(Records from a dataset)
◇ ◇ ◇ ◇

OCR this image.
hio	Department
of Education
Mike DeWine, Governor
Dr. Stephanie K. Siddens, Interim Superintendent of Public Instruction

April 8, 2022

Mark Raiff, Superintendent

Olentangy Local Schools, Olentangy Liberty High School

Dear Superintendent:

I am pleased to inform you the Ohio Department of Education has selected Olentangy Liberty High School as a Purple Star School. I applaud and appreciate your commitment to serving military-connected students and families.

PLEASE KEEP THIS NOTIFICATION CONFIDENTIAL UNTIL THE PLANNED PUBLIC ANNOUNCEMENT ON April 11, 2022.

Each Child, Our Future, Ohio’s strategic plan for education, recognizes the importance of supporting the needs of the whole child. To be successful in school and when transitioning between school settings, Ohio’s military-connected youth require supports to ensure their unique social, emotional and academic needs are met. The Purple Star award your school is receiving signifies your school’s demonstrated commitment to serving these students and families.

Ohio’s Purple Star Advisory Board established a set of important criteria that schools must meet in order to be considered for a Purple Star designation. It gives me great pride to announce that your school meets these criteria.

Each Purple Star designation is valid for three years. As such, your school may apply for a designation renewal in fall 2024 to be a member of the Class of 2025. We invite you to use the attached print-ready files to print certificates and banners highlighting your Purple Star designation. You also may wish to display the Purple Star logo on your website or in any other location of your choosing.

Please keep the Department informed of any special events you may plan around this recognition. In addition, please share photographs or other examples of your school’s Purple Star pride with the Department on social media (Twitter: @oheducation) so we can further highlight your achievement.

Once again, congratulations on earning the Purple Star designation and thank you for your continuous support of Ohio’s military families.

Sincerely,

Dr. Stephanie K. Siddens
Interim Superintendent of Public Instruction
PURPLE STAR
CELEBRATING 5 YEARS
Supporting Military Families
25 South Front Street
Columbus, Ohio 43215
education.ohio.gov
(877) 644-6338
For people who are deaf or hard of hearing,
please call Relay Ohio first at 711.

◇ ◇ ◇ ◇

## THE REQUEST:
Transcribe every line of the data, exactly as it stands.

## RESPONSE TO THIS TASK:
OCR this image.
hio	Department
of Education
Mike DeWine, Governor
Dr. Stephanie K. Siddens, Interim Superintendent of Public Instruction

April 8, 2022

Mark Raiff, Superintendent

Olentangy Local Schools, Olentangy Liberty High School

Dear Superintendent:

I am pleased to inform you the Ohio Department of Education has selected Olentangy Liberty High School as a Purple Star School. I applaud and appreciate your commitment to serving military-connected students and families.

PLEASE KEEP THIS NOTIFICATION CONFIDENTIAL UNTIL THE PLANNED PUBLIC ANNOUNCEMENT ON April 11, 2022.

Each Child, Our Future, Ohio’s strategic plan for education, recognizes the importance of supporting the needs of the whole child. To be successful in school and when transitioning between school settings, Ohio’s military-connected youth require supports to ensure their unique social, emotional and academic needs are met. The Purple Star award your school is receiving signifies your school’s demonstrated commitment to serving these students and families.

Ohio’s Purple Star Advisory Board established a set of important criteria that schools must meet in order to be considered for a Purple Star designation. It gives me great pride to announce that your school meets these criteria.

Each Purple Star designation is valid for three years. As such, your school may apply for a designation renewal in fall 2024 to be a member of the Class of 2025. We invite you to use the attached print-ready files to print certificates and banners highlighting your Purple Star designation. You also may wish to display the Purple Star logo on your website or in any other location of your choosing.

Please keep the Department informed of any special events you may plan around this recognition. In addition, please share photographs or other examples of your school’s Purple Star pride with the Department on social media (Twitter: @oheducation) so we can further highlight your achievement.

Once again, congratulations on earning the Purple Star designation and thank you for your continuous support of Ohio’s military families.

Sincerely,

Dr. Stephanie K. Siddens
Interim Superintendent of Public Instruction
PURPLE STAR
CELEBRATING 5 YEARS
Supporting Military Families
25 South Front Street
Columbus, Ohio 43215
education.ohio.gov
(877) 644-6338
For people who are deaf or hard of hearing,
please call Relay Ohio first at 711.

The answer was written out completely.